● **Entries shown**

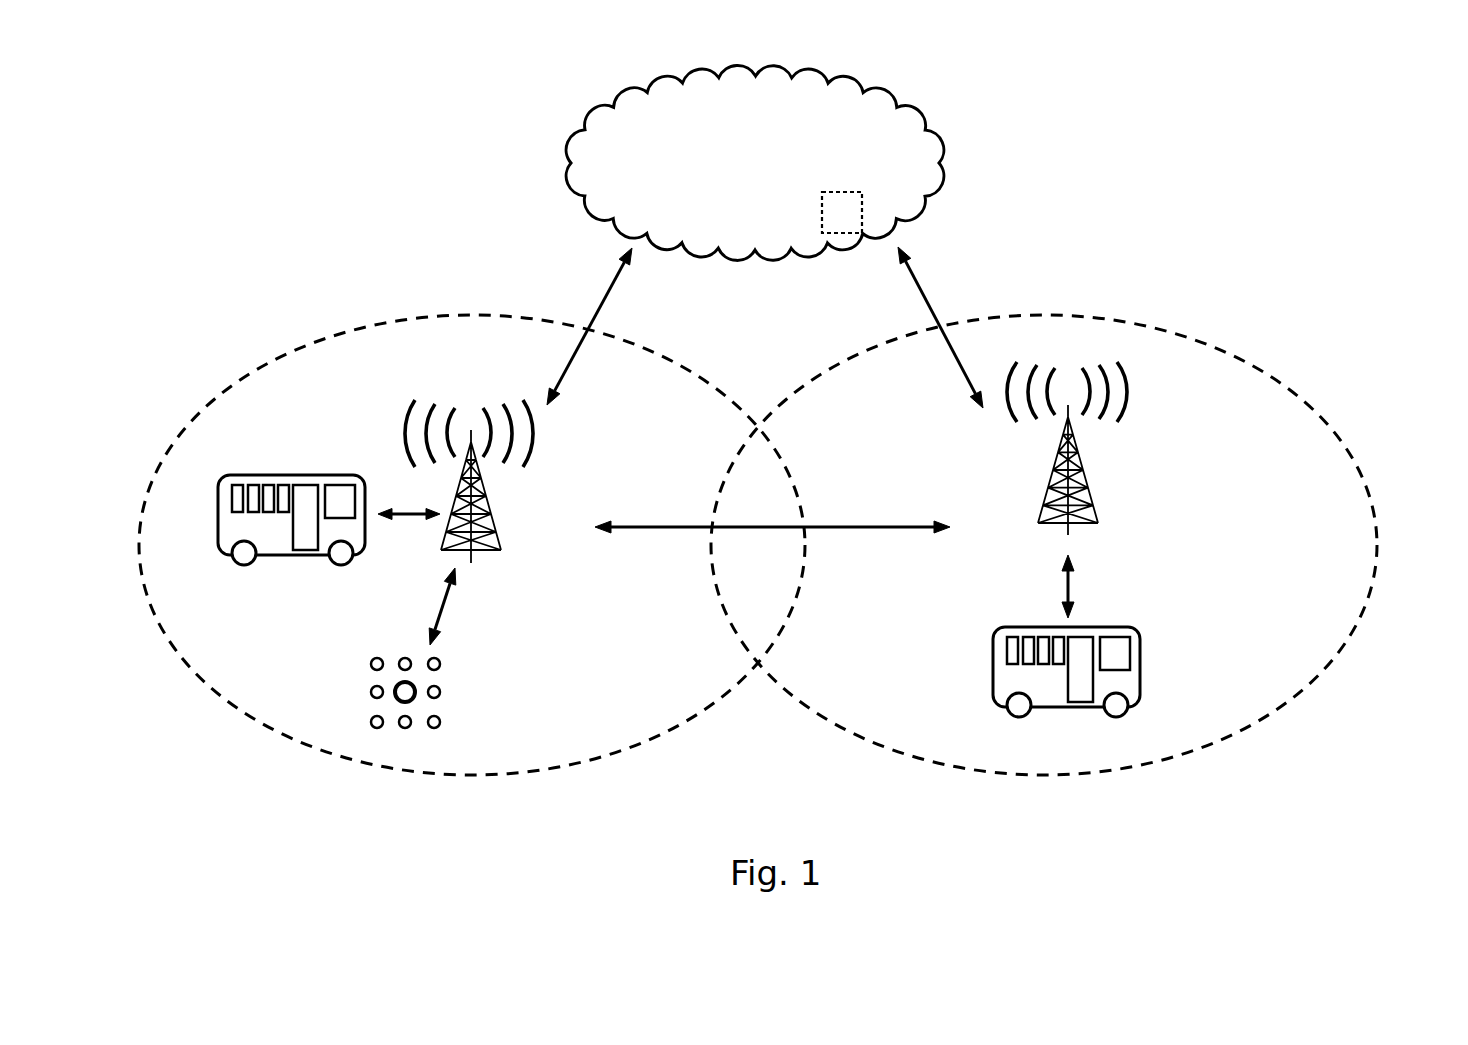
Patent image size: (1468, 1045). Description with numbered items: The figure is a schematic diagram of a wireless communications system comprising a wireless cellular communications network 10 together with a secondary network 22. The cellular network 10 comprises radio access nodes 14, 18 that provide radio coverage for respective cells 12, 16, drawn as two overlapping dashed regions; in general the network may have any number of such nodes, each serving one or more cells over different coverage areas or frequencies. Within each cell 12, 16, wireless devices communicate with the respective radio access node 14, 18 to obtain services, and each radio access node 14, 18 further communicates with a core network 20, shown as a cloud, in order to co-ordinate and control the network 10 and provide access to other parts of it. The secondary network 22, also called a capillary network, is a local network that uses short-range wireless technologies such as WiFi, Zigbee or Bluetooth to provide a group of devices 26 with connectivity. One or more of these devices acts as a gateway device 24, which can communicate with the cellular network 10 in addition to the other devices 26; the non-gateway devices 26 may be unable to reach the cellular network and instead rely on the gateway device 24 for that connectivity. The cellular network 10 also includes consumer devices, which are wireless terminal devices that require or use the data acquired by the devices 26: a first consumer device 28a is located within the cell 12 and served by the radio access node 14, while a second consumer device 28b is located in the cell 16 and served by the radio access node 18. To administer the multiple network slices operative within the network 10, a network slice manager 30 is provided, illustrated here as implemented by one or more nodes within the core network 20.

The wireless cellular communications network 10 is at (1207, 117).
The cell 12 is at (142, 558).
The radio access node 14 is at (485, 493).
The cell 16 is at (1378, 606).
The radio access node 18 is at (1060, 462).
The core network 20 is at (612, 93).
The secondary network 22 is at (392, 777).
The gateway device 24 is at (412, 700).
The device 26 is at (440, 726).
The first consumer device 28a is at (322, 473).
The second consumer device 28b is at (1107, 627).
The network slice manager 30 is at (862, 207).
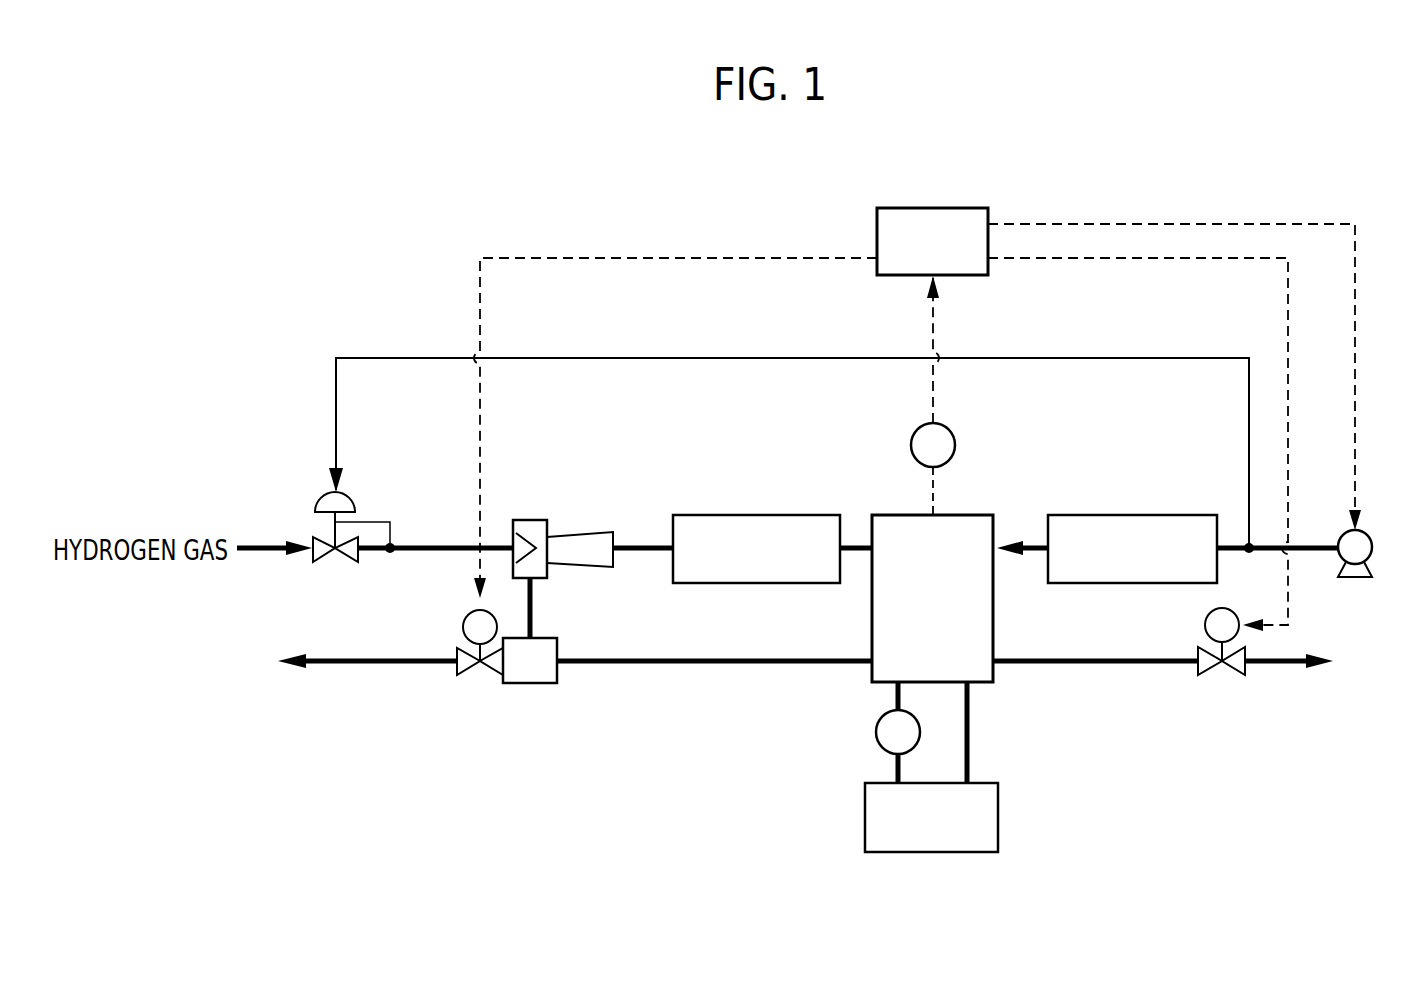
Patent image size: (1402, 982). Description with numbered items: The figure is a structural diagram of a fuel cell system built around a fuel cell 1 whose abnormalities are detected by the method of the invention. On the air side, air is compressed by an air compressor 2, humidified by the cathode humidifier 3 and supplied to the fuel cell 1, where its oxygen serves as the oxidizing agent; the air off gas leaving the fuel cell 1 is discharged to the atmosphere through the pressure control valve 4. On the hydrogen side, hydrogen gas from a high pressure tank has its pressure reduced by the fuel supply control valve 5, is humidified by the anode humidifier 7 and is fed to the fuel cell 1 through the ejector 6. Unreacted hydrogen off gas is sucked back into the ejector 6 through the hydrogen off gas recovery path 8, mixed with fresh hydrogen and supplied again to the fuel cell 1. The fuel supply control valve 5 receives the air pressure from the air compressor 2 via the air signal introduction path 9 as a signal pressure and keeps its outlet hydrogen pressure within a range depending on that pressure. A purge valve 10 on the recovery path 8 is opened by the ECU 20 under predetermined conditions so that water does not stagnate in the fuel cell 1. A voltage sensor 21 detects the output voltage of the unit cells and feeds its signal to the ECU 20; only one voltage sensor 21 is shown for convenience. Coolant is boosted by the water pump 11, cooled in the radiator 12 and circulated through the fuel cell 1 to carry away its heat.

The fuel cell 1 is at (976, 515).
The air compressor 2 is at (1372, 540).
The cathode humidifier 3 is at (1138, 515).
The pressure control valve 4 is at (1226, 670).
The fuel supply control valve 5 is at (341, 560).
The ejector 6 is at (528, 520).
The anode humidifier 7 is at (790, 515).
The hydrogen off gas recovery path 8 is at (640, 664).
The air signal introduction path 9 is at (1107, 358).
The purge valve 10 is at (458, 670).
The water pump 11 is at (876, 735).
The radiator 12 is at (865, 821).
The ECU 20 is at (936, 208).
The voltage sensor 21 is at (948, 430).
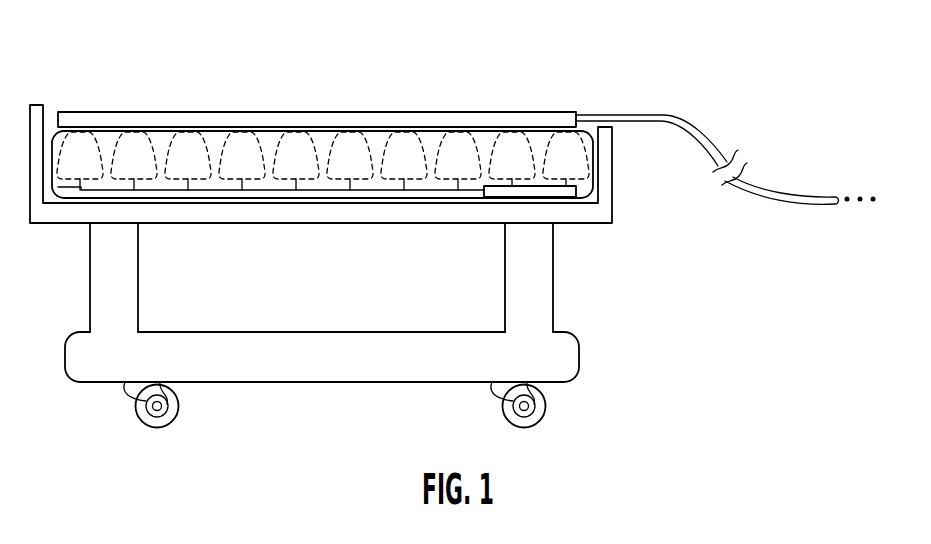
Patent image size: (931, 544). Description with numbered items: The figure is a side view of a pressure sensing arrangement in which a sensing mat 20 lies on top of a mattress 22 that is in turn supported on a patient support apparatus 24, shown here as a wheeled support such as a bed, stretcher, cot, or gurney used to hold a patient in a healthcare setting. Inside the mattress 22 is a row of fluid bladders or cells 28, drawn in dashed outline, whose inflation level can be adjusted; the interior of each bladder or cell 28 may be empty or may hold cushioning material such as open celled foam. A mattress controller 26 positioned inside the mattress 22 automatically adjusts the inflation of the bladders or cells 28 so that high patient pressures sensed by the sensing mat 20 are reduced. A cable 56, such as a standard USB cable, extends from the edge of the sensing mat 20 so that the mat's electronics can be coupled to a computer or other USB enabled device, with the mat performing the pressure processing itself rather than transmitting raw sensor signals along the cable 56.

● **Your instructions**
Apart from the images, the entries above must be returned without alteration.

● **Answer area**
Patent image size: (1468, 1045). Description with numbered items: The figure is a schematic diagram of a wireless communications system comprising a wireless cellular communications network 10 together with a secondary network 22. The cellular network 10 comprises radio access nodes 14, 18 that provide radio coverage for respective cells 12, 16, drawn as two overlapping dashed regions; in general the network may have any number of such nodes, each serving one or more cells over different coverage areas or frequencies. Within each cell 12, 16, wireless devices communicate with the respective radio access node 14, 18 to obtain services, and each radio access node 14, 18 further communicates with a core network 20, shown as a cloud, in order to co-ordinate and control the network 10 and provide access to other parts of it. The secondary network 22, also called a capillary network, is a local network that uses short-range wireless technologies such as WiFi, Zigbee or Bluetooth to provide a group of devices 26 with connectivity. One or more of these devices acts as a gateway device 24, which can communicate with the cellular network 10 in addition to the other devices 26; the non-gateway devices 26 may be unable to reach the cellular network and instead rely on the gateway device 24 for that connectivity. The cellular network 10 also includes consumer devices, which are wireless terminal devices that require or use the data acquired by the devices 26: a first consumer device 28a is located within the cell 12 and served by the radio access node 14, while a second consumer device 28b is located in the cell 16 and served by the radio access node 18. To administer the multiple network slices operative within the network 10, a network slice manager 30 is provided, illustrated here as implemented by one or more nodes within the core network 20.

The wireless cellular communications network 10 is at (1207, 117).
The cell 12 is at (142, 558).
The radio access node 14 is at (485, 493).
The cell 16 is at (1378, 606).
The radio access node 18 is at (1060, 462).
The core network 20 is at (612, 93).
The secondary network 22 is at (392, 777).
The gateway device 24 is at (412, 700).
The device 26 is at (440, 726).
The first consumer device 28a is at (322, 473).
The second consumer device 28b is at (1107, 627).
The network slice manager 30 is at (862, 207).
Patent image size: (1402, 982). Description with numbered items: The figure is a structural diagram of a fuel cell system built around a fuel cell 1 whose abnormalities are detected by the method of the invention. On the air side, air is compressed by an air compressor 2, humidified by the cathode humidifier 3 and supplied to the fuel cell 1, where its oxygen serves as the oxidizing agent; the air off gas leaving the fuel cell 1 is discharged to the atmosphere through the pressure control valve 4. On the hydrogen side, hydrogen gas from a high pressure tank has its pressure reduced by the fuel supply control valve 5, is humidified by the anode humidifier 7 and is fed to the fuel cell 1 through the ejector 6. Unreacted hydrogen off gas is sucked back into the ejector 6 through the hydrogen off gas recovery path 8, mixed with fresh hydrogen and supplied again to the fuel cell 1. The fuel supply control valve 5 receives the air pressure from the air compressor 2 via the air signal introduction path 9 as a signal pressure and keeps its outlet hydrogen pressure within a range depending on that pressure. A purge valve 10 on the recovery path 8 is opened by the ECU 20 under predetermined conditions so that water does not stagnate in the fuel cell 1. A voltage sensor 21 detects the output voltage of the unit cells and feeds its signal to the ECU 20; only one voltage sensor 21 is shown for convenience. Coolant is boosted by the water pump 11, cooled in the radiator 12 and circulated through the fuel cell 1 to carry away its heat.

The fuel cell 1 is at (976, 515).
The air compressor 2 is at (1372, 540).
The cathode humidifier 3 is at (1138, 515).
The pressure control valve 4 is at (1226, 670).
The fuel supply control valve 5 is at (341, 560).
The ejector 6 is at (528, 520).
The anode humidifier 7 is at (790, 515).
The hydrogen off gas recovery path 8 is at (640, 664).
The air signal introduction path 9 is at (1107, 358).
The purge valve 10 is at (458, 670).
The water pump 11 is at (876, 735).
The radiator 12 is at (865, 821).
The ECU 20 is at (936, 208).
The voltage sensor 21 is at (948, 430).
Patent image size: (931, 544). Description with numbered items: The figure is a side view of a pressure sensing arrangement in which a sensing mat 20 lies on top of a mattress 22 that is in turn supported on a patient support apparatus 24, shown here as a wheeled support such as a bed, stretcher, cot, or gurney used to hold a patient in a healthcare setting. Inside the mattress 22 is a row of fluid bladders or cells 28, drawn in dashed outline, whose inflation level can be adjusted; the interior of each bladder or cell 28 may be empty or may hold cushioning material such as open celled foam. A mattress controller 26 positioned inside the mattress 22 automatically adjusts the inflation of the bladders or cells 28 so that high patient pressures sensed by the sensing mat 20 are reduced. A cable 56, such as a standard USB cable, extends from the edge of the sensing mat 20 so that the mat's electronics can be coupled to a computer or other USB enabled device, with the mat performing the pressure processing itself rather than transmitting raw sensor signals along the cable 56.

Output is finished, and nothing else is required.